#### REQUIRED WORK
Show all lines of the listing that hold the word "title".

[Dataset excerpt]
Start
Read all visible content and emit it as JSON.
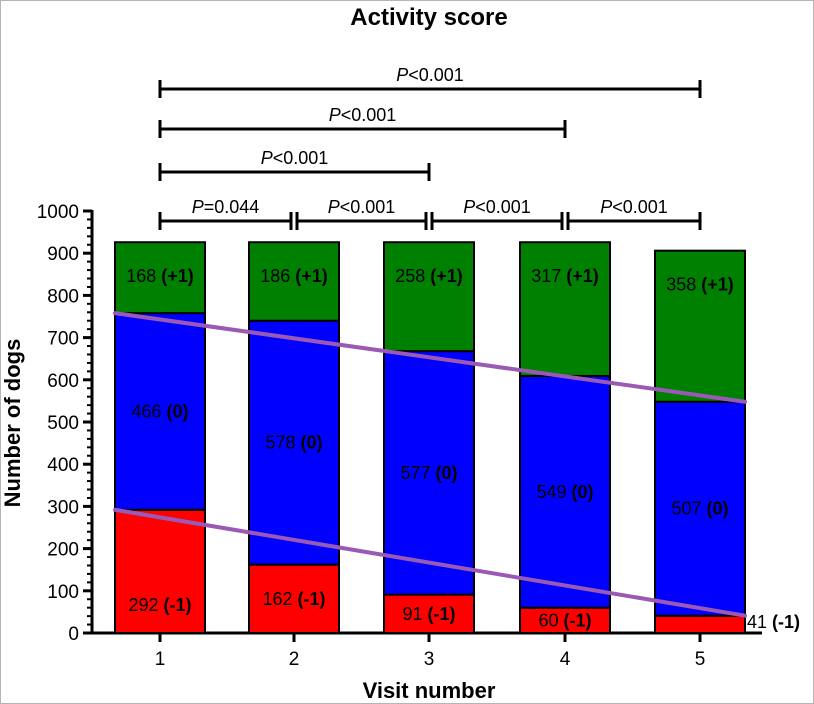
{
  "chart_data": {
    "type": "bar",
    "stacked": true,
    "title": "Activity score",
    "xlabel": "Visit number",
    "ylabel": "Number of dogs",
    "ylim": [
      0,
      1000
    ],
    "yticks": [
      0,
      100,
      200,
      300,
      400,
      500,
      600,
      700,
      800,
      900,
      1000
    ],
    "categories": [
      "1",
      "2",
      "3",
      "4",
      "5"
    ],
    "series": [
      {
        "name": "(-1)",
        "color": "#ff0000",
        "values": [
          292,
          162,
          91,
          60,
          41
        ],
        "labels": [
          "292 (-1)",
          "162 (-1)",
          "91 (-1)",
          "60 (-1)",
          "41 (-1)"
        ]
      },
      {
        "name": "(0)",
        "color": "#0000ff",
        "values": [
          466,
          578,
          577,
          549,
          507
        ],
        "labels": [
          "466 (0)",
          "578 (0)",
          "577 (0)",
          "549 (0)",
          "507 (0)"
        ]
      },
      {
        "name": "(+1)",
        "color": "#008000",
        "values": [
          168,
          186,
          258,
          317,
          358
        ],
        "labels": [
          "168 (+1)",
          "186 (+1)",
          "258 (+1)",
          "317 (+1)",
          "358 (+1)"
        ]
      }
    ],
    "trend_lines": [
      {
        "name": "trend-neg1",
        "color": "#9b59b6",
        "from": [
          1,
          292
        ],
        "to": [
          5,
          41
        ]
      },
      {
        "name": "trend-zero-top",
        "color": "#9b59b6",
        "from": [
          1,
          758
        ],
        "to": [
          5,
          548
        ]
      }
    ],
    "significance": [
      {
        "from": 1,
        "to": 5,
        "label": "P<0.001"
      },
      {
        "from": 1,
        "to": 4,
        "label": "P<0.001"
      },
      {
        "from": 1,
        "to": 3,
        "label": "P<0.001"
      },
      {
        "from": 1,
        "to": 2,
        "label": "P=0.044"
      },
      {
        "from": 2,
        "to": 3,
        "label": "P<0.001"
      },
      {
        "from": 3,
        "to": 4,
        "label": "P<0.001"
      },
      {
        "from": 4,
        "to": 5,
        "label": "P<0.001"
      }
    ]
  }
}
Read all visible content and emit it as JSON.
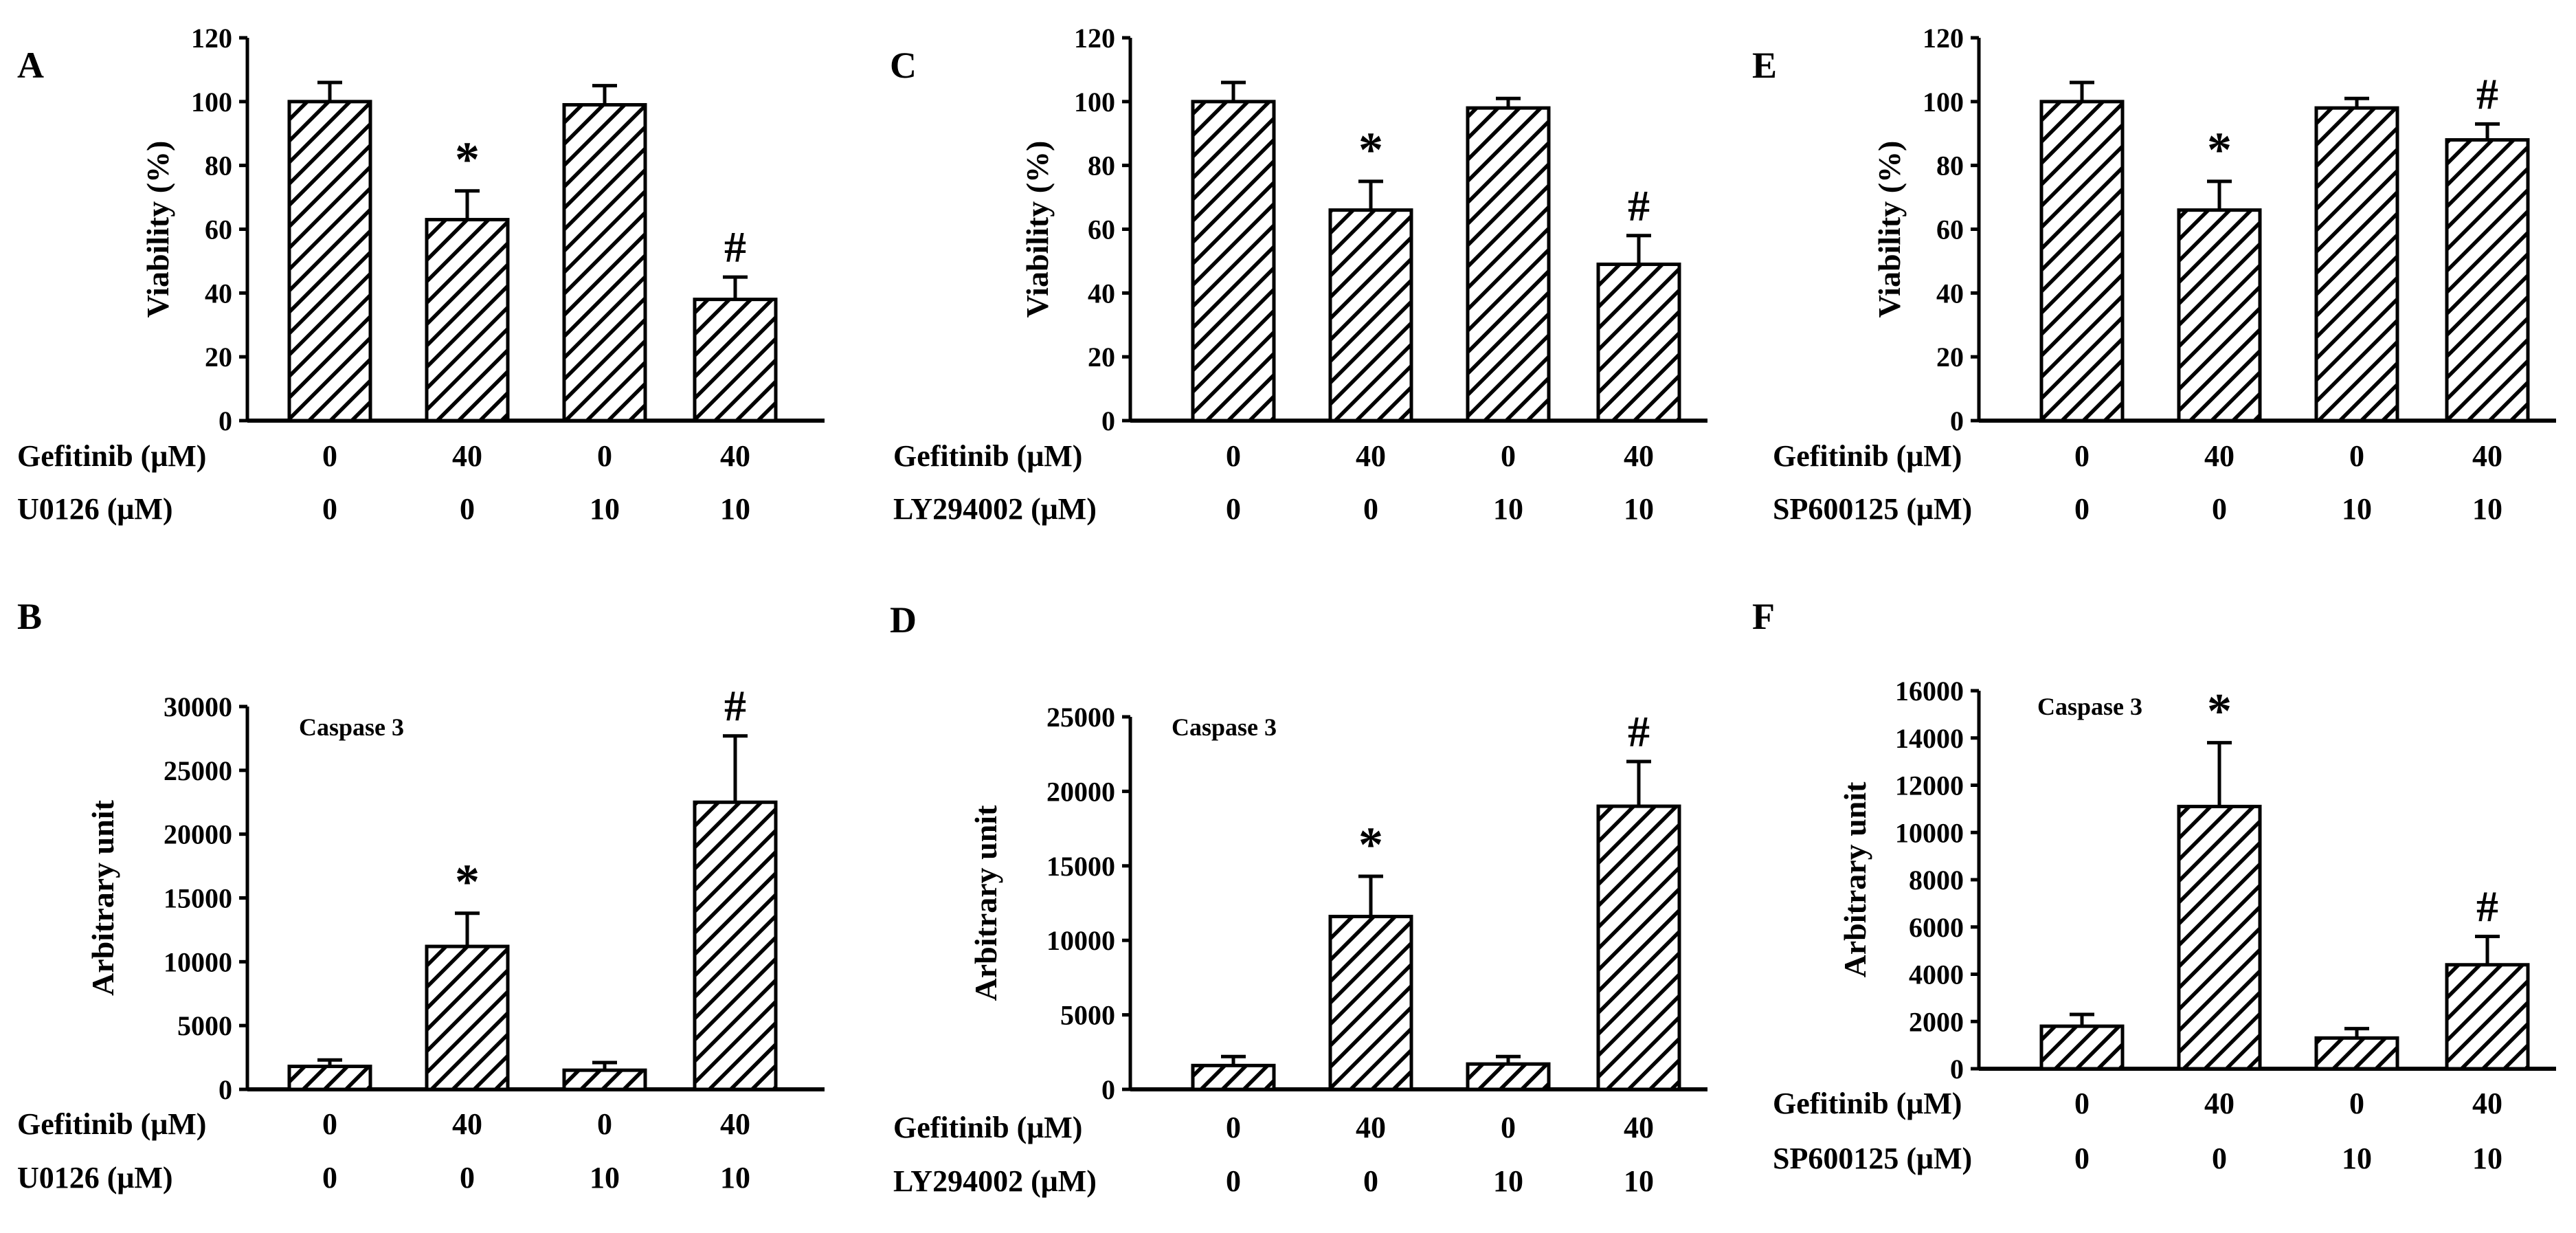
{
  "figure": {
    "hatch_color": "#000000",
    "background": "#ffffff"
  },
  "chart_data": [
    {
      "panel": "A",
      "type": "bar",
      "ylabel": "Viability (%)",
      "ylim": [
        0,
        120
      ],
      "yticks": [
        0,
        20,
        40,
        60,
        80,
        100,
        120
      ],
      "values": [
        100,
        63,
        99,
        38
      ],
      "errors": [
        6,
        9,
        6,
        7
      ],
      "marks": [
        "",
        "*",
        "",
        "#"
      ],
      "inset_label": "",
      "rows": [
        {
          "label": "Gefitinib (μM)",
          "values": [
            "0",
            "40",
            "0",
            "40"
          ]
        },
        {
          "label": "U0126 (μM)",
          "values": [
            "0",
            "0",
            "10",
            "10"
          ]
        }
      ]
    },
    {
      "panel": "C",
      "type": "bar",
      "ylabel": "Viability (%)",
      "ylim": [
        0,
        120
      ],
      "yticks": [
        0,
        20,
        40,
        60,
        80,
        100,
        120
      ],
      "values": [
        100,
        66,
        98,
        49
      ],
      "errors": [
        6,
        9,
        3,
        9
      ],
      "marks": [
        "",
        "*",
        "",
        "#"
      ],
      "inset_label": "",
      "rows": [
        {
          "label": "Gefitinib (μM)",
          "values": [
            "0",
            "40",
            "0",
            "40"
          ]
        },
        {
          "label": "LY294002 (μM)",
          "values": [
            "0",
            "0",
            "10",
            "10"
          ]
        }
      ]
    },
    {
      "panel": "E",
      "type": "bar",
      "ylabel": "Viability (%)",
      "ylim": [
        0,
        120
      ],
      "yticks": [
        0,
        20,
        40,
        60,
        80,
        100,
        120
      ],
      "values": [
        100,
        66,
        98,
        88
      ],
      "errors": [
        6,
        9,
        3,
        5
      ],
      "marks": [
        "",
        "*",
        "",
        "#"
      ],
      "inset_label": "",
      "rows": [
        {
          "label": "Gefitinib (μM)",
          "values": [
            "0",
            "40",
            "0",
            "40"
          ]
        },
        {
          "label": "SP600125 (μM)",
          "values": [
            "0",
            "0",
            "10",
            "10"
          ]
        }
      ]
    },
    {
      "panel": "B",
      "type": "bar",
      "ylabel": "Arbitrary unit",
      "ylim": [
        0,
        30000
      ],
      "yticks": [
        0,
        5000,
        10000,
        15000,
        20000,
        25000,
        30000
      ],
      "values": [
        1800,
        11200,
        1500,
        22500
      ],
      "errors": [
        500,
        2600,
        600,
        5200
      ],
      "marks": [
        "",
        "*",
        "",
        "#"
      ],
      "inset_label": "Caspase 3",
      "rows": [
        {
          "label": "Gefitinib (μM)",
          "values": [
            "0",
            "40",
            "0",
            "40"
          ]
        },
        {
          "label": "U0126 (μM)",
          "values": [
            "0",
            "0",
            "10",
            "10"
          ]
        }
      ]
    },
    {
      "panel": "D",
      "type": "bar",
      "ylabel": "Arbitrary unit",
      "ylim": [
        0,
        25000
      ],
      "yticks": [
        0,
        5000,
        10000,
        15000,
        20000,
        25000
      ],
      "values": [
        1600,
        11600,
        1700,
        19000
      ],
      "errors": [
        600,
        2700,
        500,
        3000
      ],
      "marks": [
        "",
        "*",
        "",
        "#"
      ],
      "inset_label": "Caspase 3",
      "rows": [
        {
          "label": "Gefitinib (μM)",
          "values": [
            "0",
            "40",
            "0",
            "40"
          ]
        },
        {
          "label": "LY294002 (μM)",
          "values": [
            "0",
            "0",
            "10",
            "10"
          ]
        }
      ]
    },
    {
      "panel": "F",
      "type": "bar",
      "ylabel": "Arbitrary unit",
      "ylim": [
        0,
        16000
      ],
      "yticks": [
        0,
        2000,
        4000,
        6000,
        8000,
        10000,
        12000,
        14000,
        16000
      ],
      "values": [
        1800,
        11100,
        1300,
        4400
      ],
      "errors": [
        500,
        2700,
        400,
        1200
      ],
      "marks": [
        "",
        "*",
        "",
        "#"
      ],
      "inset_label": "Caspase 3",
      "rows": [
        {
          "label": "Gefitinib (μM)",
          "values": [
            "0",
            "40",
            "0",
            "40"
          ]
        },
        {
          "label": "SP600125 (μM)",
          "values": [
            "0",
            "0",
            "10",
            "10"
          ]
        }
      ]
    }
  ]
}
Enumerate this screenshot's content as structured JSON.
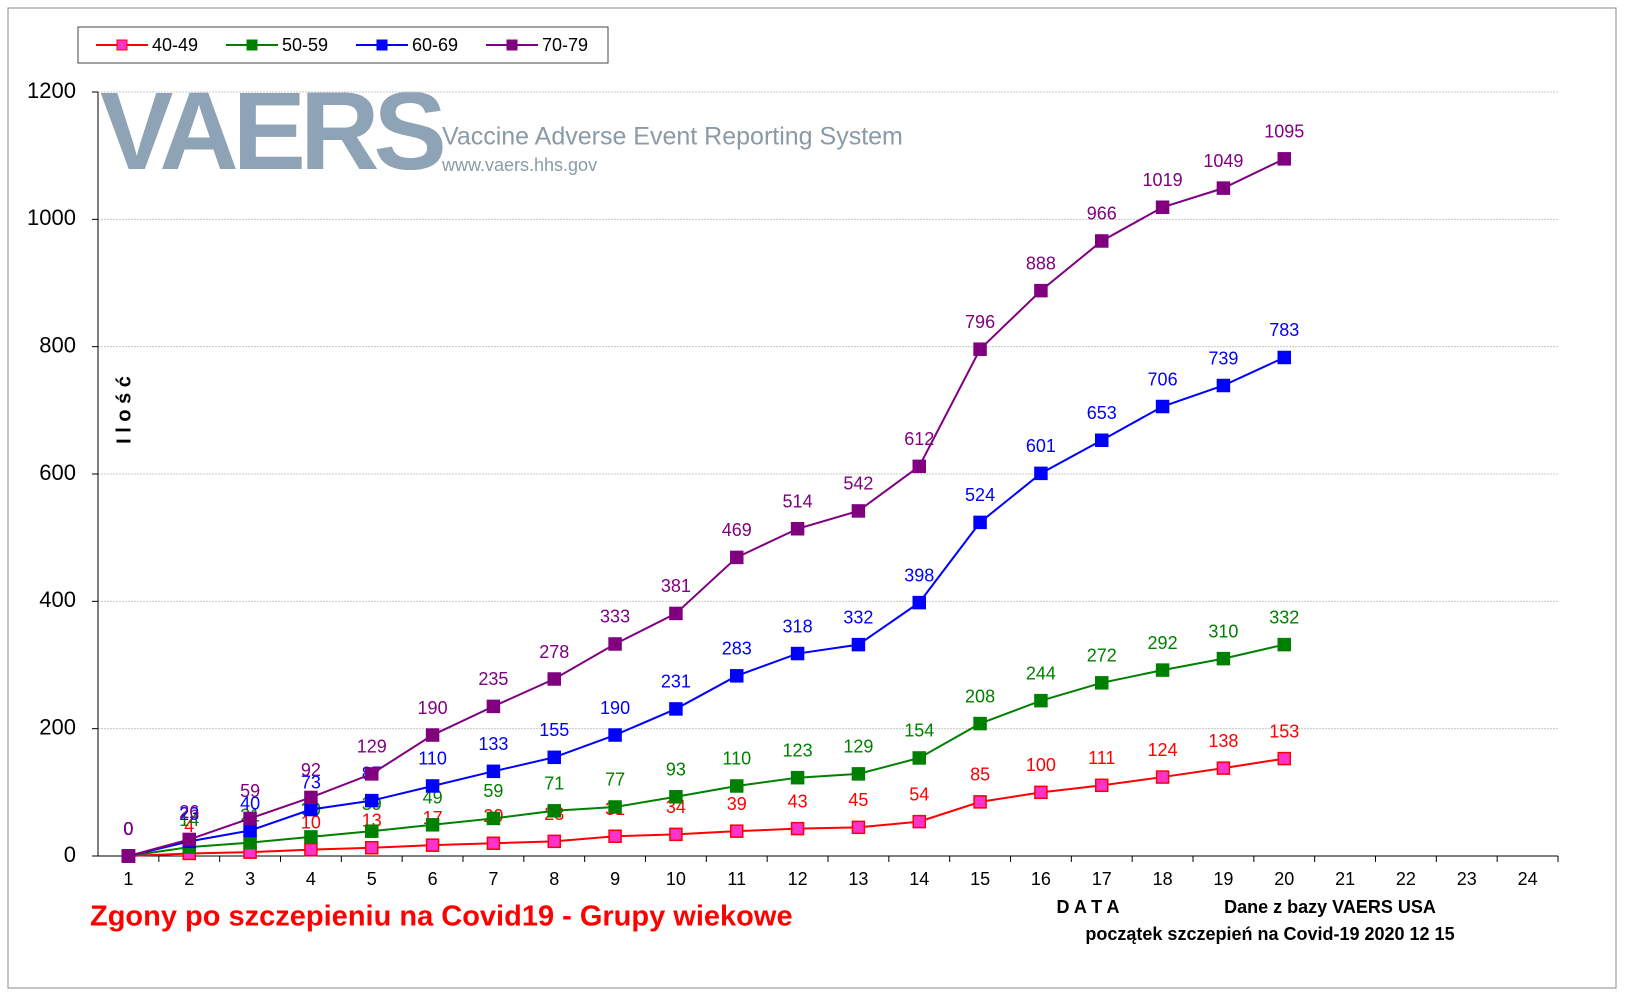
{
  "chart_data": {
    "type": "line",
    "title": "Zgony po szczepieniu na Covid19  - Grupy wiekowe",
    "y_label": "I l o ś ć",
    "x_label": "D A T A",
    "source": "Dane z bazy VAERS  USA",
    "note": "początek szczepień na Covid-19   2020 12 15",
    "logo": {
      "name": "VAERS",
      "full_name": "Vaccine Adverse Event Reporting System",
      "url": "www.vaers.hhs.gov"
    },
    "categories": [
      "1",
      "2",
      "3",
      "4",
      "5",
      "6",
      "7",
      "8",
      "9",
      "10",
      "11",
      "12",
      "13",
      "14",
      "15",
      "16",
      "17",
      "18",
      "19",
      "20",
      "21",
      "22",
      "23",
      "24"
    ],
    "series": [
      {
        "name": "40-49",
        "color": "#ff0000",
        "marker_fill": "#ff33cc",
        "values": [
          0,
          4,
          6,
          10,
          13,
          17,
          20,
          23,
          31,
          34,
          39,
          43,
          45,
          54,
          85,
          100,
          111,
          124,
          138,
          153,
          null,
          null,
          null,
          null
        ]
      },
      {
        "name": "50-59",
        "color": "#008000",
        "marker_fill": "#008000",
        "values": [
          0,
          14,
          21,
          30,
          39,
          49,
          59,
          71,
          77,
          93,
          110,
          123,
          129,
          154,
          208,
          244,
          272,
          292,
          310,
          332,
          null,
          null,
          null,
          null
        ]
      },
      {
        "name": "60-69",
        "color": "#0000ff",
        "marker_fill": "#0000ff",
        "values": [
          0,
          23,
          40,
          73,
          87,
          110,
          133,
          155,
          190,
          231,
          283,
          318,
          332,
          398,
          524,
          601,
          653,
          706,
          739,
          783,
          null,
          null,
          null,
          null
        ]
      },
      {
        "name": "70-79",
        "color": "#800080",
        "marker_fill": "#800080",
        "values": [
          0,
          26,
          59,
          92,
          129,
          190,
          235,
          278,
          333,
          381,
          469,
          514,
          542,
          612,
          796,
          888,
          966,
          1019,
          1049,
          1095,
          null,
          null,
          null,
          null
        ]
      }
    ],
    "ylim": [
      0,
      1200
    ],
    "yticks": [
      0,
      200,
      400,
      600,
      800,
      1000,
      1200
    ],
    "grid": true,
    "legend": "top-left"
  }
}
End
#### RIGHT ANSWER
    "title": "Activity score",
    "title": "Zgony po szczepieniu na Covid19  - Grupy wiekowe",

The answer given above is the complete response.